Exercise details: Set down, exactly as written, the lines from the line holding "Parse this chart and return its data as JSON." to the end of the data, inclusive, skipping any pictures.

Available data:
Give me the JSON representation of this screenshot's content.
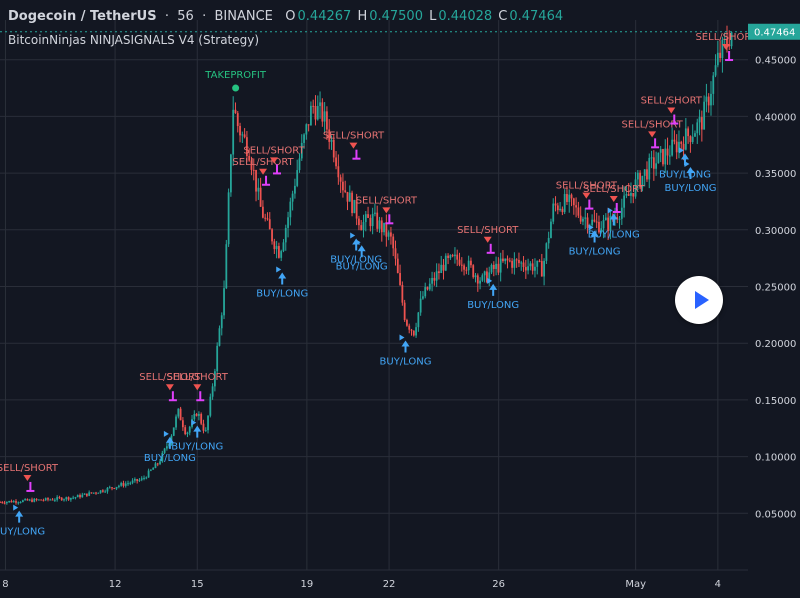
{
  "header": {
    "symbol": "Dogecoin / TetherUS",
    "interval": "56",
    "exchange": "BINANCE",
    "o_label": "O",
    "o_value": "0.44267",
    "h_label": "H",
    "h_value": "0.47500",
    "l_label": "L",
    "l_value": "0.44028",
    "c_label": "C",
    "c_value": "0.47464",
    "indicator": "BitcoinNinjas NINJASIGNALS V4 (Strategy)"
  },
  "colors": {
    "background": "#131722",
    "grid": "#2a2e39",
    "text": "#d1d4dc",
    "up": "#26a69a",
    "down": "#ef5350",
    "sell_label": "#e57373",
    "buy_label": "#42a5f5",
    "take_profit": "#26c281",
    "marker": "#e040fb",
    "price_tag": "#26a69a"
  },
  "chart_data": {
    "type": "candlestick",
    "ylim": [
      0.0,
      0.485
    ],
    "y_ticks": [
      "0.45000",
      "0.40000",
      "0.35000",
      "0.30000",
      "0.25000",
      "0.20000",
      "0.15000",
      "0.10000",
      "0.05000"
    ],
    "y_tick_values": [
      0.45,
      0.4,
      0.35,
      0.3,
      0.25,
      0.2,
      0.15,
      0.1,
      0.05
    ],
    "x_ticks": [
      "8",
      "12",
      "15",
      "19",
      "22",
      "26",
      "May",
      "4"
    ],
    "x_tick_days": [
      8,
      12,
      15,
      19,
      22,
      26,
      31,
      34
    ],
    "x_range_days": [
      7.8,
      35.1
    ],
    "last_price": "0.47464",
    "last_price_value": 0.47464,
    "close_path": [
      [
        7.8,
        0.06
      ],
      [
        9.5,
        0.062
      ],
      [
        10.5,
        0.064
      ],
      [
        11.5,
        0.07
      ],
      [
        12.2,
        0.075
      ],
      [
        13.0,
        0.08
      ],
      [
        13.6,
        0.095
      ],
      [
        14.0,
        0.115
      ],
      [
        14.3,
        0.14
      ],
      [
        14.6,
        0.12
      ],
      [
        15.0,
        0.14
      ],
      [
        15.3,
        0.12
      ],
      [
        15.6,
        0.17
      ],
      [
        16.0,
        0.25
      ],
      [
        16.3,
        0.41
      ],
      [
        16.5,
        0.39
      ],
      [
        16.9,
        0.37
      ],
      [
        17.3,
        0.32
      ],
      [
        17.6,
        0.3
      ],
      [
        18.0,
        0.28
      ],
      [
        18.3,
        0.31
      ],
      [
        18.7,
        0.36
      ],
      [
        19.0,
        0.39
      ],
      [
        19.2,
        0.41
      ],
      [
        19.6,
        0.4
      ],
      [
        20.0,
        0.37
      ],
      [
        20.3,
        0.34
      ],
      [
        20.7,
        0.32
      ],
      [
        21.0,
        0.305
      ],
      [
        21.4,
        0.31
      ],
      [
        21.8,
        0.3
      ],
      [
        22.1,
        0.29
      ],
      [
        22.6,
        0.22
      ],
      [
        22.9,
        0.21
      ],
      [
        23.2,
        0.24
      ],
      [
        23.6,
        0.255
      ],
      [
        24.0,
        0.27
      ],
      [
        24.6,
        0.275
      ],
      [
        25.0,
        0.265
      ],
      [
        25.4,
        0.255
      ],
      [
        25.8,
        0.265
      ],
      [
        26.3,
        0.272
      ],
      [
        26.9,
        0.27
      ],
      [
        27.3,
        0.268
      ],
      [
        27.6,
        0.265
      ],
      [
        28.0,
        0.32
      ],
      [
        28.5,
        0.325
      ],
      [
        28.9,
        0.315
      ],
      [
        29.5,
        0.305
      ],
      [
        30.0,
        0.305
      ],
      [
        30.5,
        0.32
      ],
      [
        31.0,
        0.34
      ],
      [
        31.5,
        0.355
      ],
      [
        32.0,
        0.365
      ],
      [
        32.5,
        0.375
      ],
      [
        33.0,
        0.385
      ],
      [
        33.4,
        0.395
      ],
      [
        33.7,
        0.42
      ],
      [
        34.0,
        0.45
      ],
      [
        34.5,
        0.47464
      ]
    ],
    "series": [
      {
        "name": "Long",
        "values": []
      },
      {
        "name": "Short",
        "values": []
      }
    ]
  },
  "signals": [
    {
      "type": "sell",
      "label": "SELL/SHORT",
      "day": 8.8,
      "price": 0.075
    },
    {
      "type": "buy",
      "label": "BUY/LONG",
      "day": 8.5,
      "price": 0.04
    },
    {
      "type": "sell",
      "label": "SELL/SHORT",
      "day": 14.0,
      "price": 0.155
    },
    {
      "type": "sell",
      "label": "SELL/SHORT",
      "day": 15.0,
      "price": 0.155
    },
    {
      "type": "buy",
      "label": "BUY/LONG",
      "day": 14.0,
      "price": 0.105
    },
    {
      "type": "buy",
      "label": "BUY/LONG",
      "day": 15.0,
      "price": 0.115
    },
    {
      "type": "tp",
      "label": "TAKEPROFIT",
      "day": 16.4,
      "price": 0.425
    },
    {
      "type": "sell",
      "label": "SELL/SHORT",
      "day": 17.4,
      "price": 0.345
    },
    {
      "type": "sell",
      "label": "SELL/SHORT",
      "day": 17.8,
      "price": 0.355
    },
    {
      "type": "buy",
      "label": "BUY/LONG",
      "day": 18.1,
      "price": 0.25
    },
    {
      "type": "sell",
      "label": "SELL/SHORT",
      "day": 20.7,
      "price": 0.368
    },
    {
      "type": "buy",
      "label": "BUY/LONG",
      "day": 20.8,
      "price": 0.28
    },
    {
      "type": "sell",
      "label": "SELL/SHORT",
      "day": 21.9,
      "price": 0.311
    },
    {
      "type": "buy",
      "label": "BUY/LONG",
      "day": 21.0,
      "price": 0.274
    },
    {
      "type": "buy",
      "label": "BUY/LONG",
      "day": 22.6,
      "price": 0.19
    },
    {
      "type": "sell",
      "label": "SELL/SHORT",
      "day": 25.6,
      "price": 0.285
    },
    {
      "type": "buy",
      "label": "BUY/LONG",
      "day": 25.8,
      "price": 0.24
    },
    {
      "type": "sell",
      "label": "SELL/SHORT",
      "day": 29.2,
      "price": 0.324
    },
    {
      "type": "sell",
      "label": "SELL/SHORT",
      "day": 30.2,
      "price": 0.321
    },
    {
      "type": "buy",
      "label": "BUY/LONG",
      "day": 29.5,
      "price": 0.287
    },
    {
      "type": "buy",
      "label": "BUY/LONG",
      "day": 30.2,
      "price": 0.302
    },
    {
      "type": "sell",
      "label": "SELL/SHORT",
      "day": 31.6,
      "price": 0.378
    },
    {
      "type": "sell",
      "label": "SELL/SHORT",
      "day": 32.3,
      "price": 0.399
    },
    {
      "type": "buy",
      "label": "BUY/LONG",
      "day": 32.8,
      "price": 0.355
    },
    {
      "type": "buy",
      "label": "BUY/LONG",
      "day": 33.0,
      "price": 0.343
    },
    {
      "type": "sell",
      "label": "SELL/SHORT",
      "day": 34.3,
      "price": 0.455
    }
  ]
}
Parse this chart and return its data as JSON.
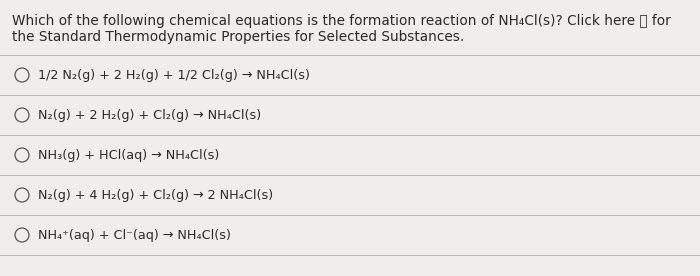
{
  "bg_color": "#d8d5d0",
  "panel_color": "#f0eeeb",
  "title_line1": "Which of the following chemical equations is the formation reaction of NH₄Cl(s)? Click here ⭳ for",
  "title_line2": "the Standard Thermodynamic Properties for Selected Substances.",
  "options": [
    "1/2 N₂(g) + 2 H₂(g) + 1/2 Cl₂(g) → NH₄Cl(s)",
    "N₂(g) + 2 H₂(g) + Cl₂(g) → NH₄Cl(s)",
    "NH₃(g) + HCl(aq) → NH₄Cl(s)",
    "N₂(g) + 4 H₂(g) + Cl₂(g) → 2 NH₄Cl(s)",
    "NH₄⁺(aq) + Cl⁻(aq) → NH₄Cl(s)"
  ],
  "here_text": "here",
  "text_color": "#2a2a2a",
  "line_color": "#b8b5b0",
  "circle_color": "#555555",
  "font_size_title": 9.8,
  "font_size_option": 9.2,
  "figwidth": 7.0,
  "figheight": 2.76,
  "dpi": 100
}
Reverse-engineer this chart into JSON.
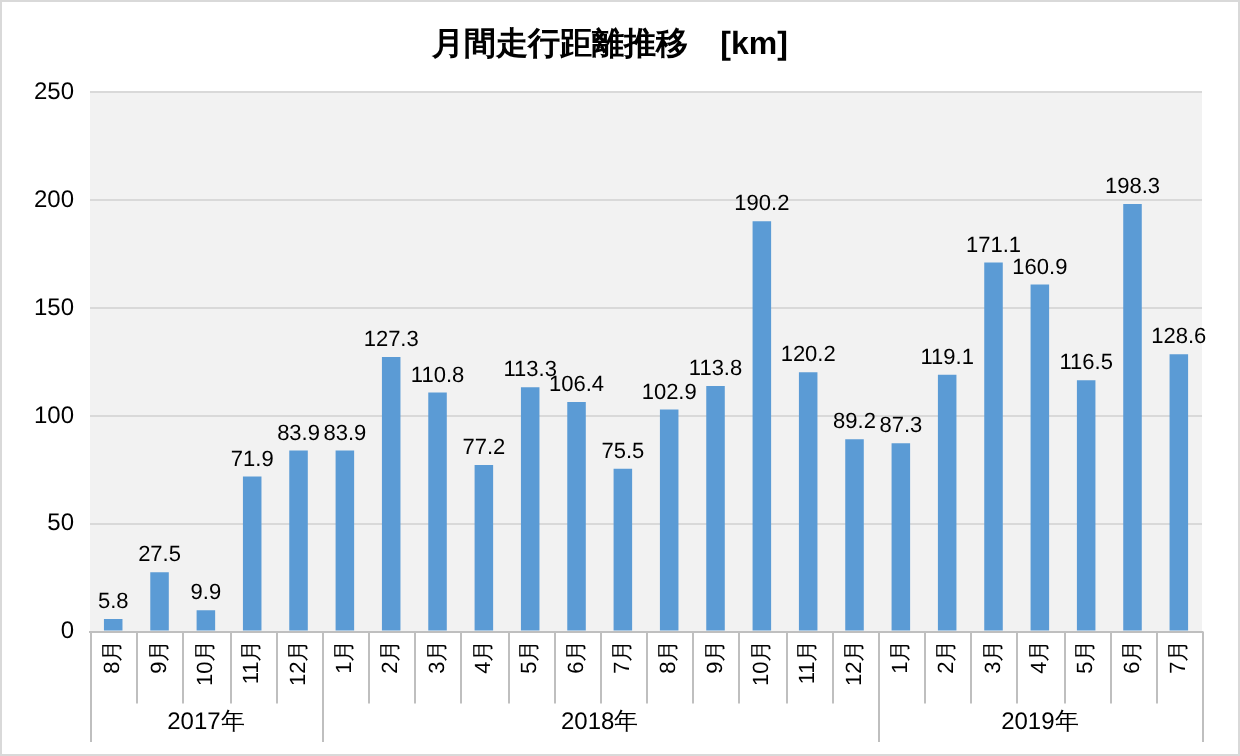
{
  "chart_data": {
    "type": "bar",
    "title": "月間走行距離推移　[km]",
    "categories": [
      "8月",
      "9月",
      "10月",
      "11月",
      "12月",
      "1月",
      "2月",
      "3月",
      "4月",
      "5月",
      "6月",
      "7月",
      "8月",
      "9月",
      "10月",
      "11月",
      "12月",
      "1月",
      "2月",
      "3月",
      "4月",
      "5月",
      "6月",
      "7月"
    ],
    "values": [
      5.8,
      27.5,
      9.9,
      71.9,
      83.9,
      83.9,
      127.3,
      110.8,
      77.2,
      113.3,
      106.4,
      75.5,
      102.9,
      113.8,
      190.2,
      120.2,
      89.2,
      87.3,
      119.1,
      171.1,
      160.9,
      116.5,
      198.3,
      128.6
    ],
    "color": "#5b9bd5",
    "annotations": [
      "2017年",
      "2018年",
      "2019年"
    ],
    "ylim": [
      0,
      250
    ],
    "yticks": [
      0,
      50,
      100,
      150,
      200,
      250
    ],
    "grid": "y",
    "data_labels": true,
    "legend": false
  }
}
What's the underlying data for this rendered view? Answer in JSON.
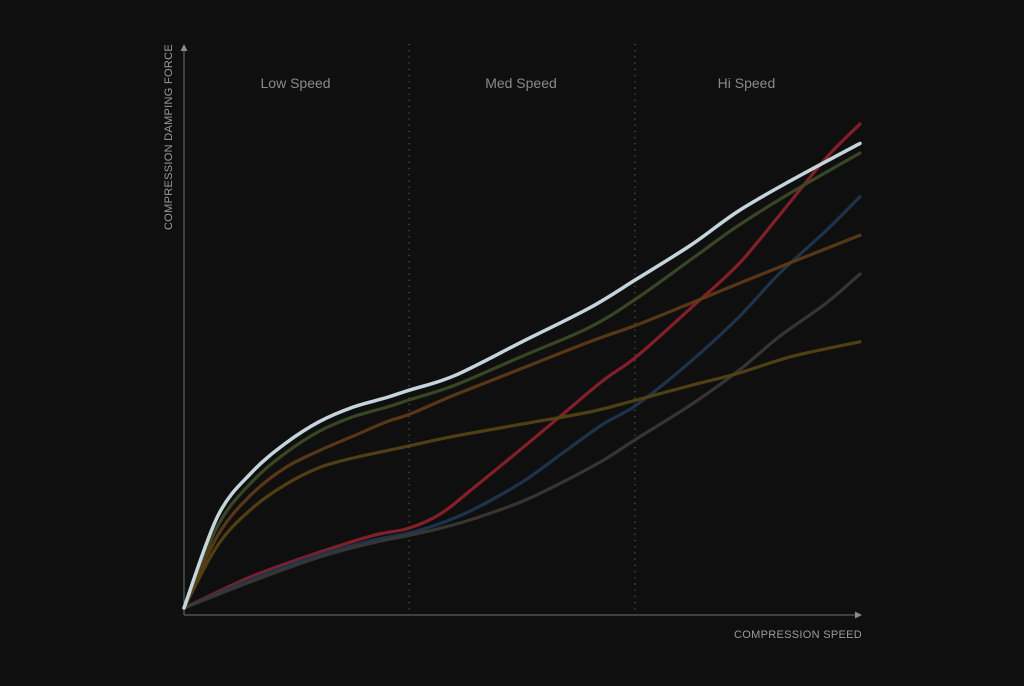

Response below:
Parse this chart and return its data as JSON.
{
  "bg_color": "#d8d5d0",
  "panel_color": "#f0eeeb",
  "title_line1": "Which of the following chemical equations is the formation reaction of NH₄Cl(s)? Click here ⭳ for",
  "title_line2": "the Standard Thermodynamic Properties for Selected Substances.",
  "options": [
    "1/2 N₂(g) + 2 H₂(g) + 1/2 Cl₂(g) → NH₄Cl(s)",
    "N₂(g) + 2 H₂(g) + Cl₂(g) → NH₄Cl(s)",
    "NH₃(g) + HCl(aq) → NH₄Cl(s)",
    "N₂(g) + 4 H₂(g) + Cl₂(g) → 2 NH₄Cl(s)",
    "NH₄⁺(aq) + Cl⁻(aq) → NH₄Cl(s)"
  ],
  "here_text": "here",
  "text_color": "#2a2a2a",
  "line_color": "#b8b5b0",
  "circle_color": "#555555",
  "font_size_title": 9.8,
  "font_size_option": 9.2,
  "figwidth": 7.0,
  "figheight": 2.76,
  "dpi": 100
}
Reverse-engineer this chart into JSON.
{
  "chart_data": {
    "type": "bar",
    "title": "月間走行距離推移　[km]",
    "categories": [
      "8月",
      "9月",
      "10月",
      "11月",
      "12月",
      "1月",
      "2月",
      "3月",
      "4月",
      "5月",
      "6月",
      "7月",
      "8月",
      "9月",
      "10月",
      "11月",
      "12月",
      "1月",
      "2月",
      "3月",
      "4月",
      "5月",
      "6月",
      "7月"
    ],
    "values": [
      5.8,
      27.5,
      9.9,
      71.9,
      83.9,
      83.9,
      127.3,
      110.8,
      77.2,
      113.3,
      106.4,
      75.5,
      102.9,
      113.8,
      190.2,
      120.2,
      89.2,
      87.3,
      119.1,
      171.1,
      160.9,
      116.5,
      198.3,
      128.6
    ],
    "color": "#5b9bd5",
    "annotations": [
      "2017年",
      "2018年",
      "2019年"
    ],
    "ylim": [
      0,
      250
    ],
    "yticks": [
      0,
      50,
      100,
      150,
      200,
      250
    ],
    "grid": "y",
    "data_labels": true,
    "legend": false
  }
}
What's the underlying data for this rendered view? Answer in JSON.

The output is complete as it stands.